— START Records for processing —
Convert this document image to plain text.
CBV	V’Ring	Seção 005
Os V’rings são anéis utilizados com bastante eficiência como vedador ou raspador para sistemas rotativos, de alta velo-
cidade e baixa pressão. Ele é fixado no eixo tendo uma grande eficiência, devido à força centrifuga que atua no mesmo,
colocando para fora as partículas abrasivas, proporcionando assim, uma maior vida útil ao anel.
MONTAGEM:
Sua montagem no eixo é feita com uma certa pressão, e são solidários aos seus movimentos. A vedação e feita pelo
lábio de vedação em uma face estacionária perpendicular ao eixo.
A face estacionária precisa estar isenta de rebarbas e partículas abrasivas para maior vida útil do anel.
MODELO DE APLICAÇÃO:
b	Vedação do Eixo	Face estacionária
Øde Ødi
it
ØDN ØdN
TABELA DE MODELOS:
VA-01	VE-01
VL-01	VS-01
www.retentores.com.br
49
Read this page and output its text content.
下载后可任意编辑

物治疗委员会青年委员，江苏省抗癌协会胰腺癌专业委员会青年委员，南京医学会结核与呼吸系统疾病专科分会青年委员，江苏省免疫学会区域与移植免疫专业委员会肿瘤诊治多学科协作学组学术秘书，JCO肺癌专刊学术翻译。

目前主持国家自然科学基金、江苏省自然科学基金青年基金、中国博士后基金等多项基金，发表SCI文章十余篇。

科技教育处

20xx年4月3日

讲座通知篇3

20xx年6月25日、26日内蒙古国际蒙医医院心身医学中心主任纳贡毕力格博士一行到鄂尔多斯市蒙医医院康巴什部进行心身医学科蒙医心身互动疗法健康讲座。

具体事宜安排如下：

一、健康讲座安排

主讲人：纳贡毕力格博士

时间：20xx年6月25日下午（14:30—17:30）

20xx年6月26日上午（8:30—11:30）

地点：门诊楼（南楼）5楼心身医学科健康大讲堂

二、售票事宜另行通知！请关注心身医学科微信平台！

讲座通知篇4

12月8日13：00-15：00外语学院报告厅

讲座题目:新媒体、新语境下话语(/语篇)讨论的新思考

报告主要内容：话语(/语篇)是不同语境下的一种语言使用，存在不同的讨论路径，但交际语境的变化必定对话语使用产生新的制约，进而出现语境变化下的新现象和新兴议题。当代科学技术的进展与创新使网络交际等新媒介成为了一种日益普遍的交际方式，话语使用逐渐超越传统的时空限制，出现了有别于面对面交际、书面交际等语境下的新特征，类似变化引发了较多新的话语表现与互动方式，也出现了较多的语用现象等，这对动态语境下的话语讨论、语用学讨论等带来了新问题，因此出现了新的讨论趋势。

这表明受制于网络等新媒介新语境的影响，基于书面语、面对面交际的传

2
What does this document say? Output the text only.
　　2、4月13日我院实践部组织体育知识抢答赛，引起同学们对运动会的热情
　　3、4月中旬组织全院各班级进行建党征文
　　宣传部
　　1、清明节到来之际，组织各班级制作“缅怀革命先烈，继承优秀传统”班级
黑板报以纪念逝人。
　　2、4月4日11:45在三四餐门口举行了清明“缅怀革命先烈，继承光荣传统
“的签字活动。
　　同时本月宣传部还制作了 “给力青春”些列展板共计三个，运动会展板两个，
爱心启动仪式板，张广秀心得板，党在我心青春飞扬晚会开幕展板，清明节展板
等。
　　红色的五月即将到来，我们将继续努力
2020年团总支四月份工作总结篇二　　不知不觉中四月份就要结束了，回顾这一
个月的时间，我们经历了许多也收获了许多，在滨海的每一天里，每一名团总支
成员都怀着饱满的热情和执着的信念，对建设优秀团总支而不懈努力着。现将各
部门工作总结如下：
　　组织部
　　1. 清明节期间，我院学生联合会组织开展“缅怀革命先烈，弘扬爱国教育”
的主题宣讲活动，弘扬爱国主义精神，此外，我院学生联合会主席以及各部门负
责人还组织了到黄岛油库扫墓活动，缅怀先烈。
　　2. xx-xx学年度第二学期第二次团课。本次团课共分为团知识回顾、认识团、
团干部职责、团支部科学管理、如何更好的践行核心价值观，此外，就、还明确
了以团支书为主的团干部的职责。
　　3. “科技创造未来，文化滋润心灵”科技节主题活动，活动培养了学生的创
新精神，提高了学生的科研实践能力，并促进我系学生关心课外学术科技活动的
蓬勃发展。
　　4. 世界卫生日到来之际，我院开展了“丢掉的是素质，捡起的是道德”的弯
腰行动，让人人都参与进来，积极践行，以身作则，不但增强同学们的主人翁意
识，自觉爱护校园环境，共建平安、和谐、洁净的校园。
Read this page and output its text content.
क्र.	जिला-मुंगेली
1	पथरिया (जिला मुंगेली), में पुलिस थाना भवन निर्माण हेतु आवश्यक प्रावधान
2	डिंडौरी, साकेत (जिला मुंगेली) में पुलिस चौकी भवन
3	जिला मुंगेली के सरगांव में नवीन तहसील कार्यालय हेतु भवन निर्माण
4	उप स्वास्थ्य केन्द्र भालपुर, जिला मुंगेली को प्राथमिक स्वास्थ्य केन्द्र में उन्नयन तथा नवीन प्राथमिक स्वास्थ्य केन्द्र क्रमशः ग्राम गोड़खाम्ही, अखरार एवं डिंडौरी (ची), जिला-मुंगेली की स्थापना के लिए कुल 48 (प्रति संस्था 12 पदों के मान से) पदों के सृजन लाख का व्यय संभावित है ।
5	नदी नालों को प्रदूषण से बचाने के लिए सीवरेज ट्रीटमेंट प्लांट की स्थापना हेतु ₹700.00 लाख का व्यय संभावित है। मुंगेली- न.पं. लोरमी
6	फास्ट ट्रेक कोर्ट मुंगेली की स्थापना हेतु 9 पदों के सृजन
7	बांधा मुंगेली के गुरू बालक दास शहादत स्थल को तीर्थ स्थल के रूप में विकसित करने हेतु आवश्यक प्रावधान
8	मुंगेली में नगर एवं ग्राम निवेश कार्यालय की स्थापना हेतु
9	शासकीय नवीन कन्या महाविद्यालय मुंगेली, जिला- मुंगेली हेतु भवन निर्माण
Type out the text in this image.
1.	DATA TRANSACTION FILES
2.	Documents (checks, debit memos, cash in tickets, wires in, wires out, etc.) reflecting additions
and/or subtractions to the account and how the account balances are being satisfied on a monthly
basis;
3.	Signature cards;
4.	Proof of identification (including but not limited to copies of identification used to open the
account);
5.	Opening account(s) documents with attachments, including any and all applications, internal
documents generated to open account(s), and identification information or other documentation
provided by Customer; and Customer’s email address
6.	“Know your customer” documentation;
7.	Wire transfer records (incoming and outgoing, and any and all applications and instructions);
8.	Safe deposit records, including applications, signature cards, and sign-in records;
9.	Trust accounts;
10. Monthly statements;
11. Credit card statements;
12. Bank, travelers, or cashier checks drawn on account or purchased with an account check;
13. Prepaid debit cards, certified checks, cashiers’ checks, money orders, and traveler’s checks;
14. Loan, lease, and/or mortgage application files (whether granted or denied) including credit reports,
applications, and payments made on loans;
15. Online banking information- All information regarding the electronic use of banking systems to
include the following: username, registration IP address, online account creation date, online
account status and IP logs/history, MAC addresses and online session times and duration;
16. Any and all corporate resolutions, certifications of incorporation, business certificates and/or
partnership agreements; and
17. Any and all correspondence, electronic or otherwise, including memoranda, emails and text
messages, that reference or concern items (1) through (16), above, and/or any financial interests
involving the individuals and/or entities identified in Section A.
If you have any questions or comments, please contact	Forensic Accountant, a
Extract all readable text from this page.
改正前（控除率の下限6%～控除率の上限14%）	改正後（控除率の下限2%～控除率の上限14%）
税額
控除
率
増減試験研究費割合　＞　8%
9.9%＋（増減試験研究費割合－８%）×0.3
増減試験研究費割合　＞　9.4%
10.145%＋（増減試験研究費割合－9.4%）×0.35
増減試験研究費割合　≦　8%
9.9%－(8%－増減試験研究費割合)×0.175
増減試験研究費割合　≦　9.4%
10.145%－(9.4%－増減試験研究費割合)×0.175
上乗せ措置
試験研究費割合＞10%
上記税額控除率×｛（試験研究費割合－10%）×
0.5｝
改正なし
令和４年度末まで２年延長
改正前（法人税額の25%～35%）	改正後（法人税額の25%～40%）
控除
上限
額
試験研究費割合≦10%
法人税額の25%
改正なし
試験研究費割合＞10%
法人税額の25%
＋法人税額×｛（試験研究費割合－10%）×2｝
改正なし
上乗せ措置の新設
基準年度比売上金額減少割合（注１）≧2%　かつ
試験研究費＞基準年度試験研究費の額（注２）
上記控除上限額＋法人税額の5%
— END Records for processing —
* Exercise details *
Look through the data and gather every line with the string "text" in it.

* Response *
Convert this document image to plain text.
Read this page and output its text content.
What does this document say? Output the text only.
Read this page and output its text content.
Type out the text in this image.
17. Any and all correspondence, electronic or otherwise, including memoranda, emails and text
Extract all readable text from this page.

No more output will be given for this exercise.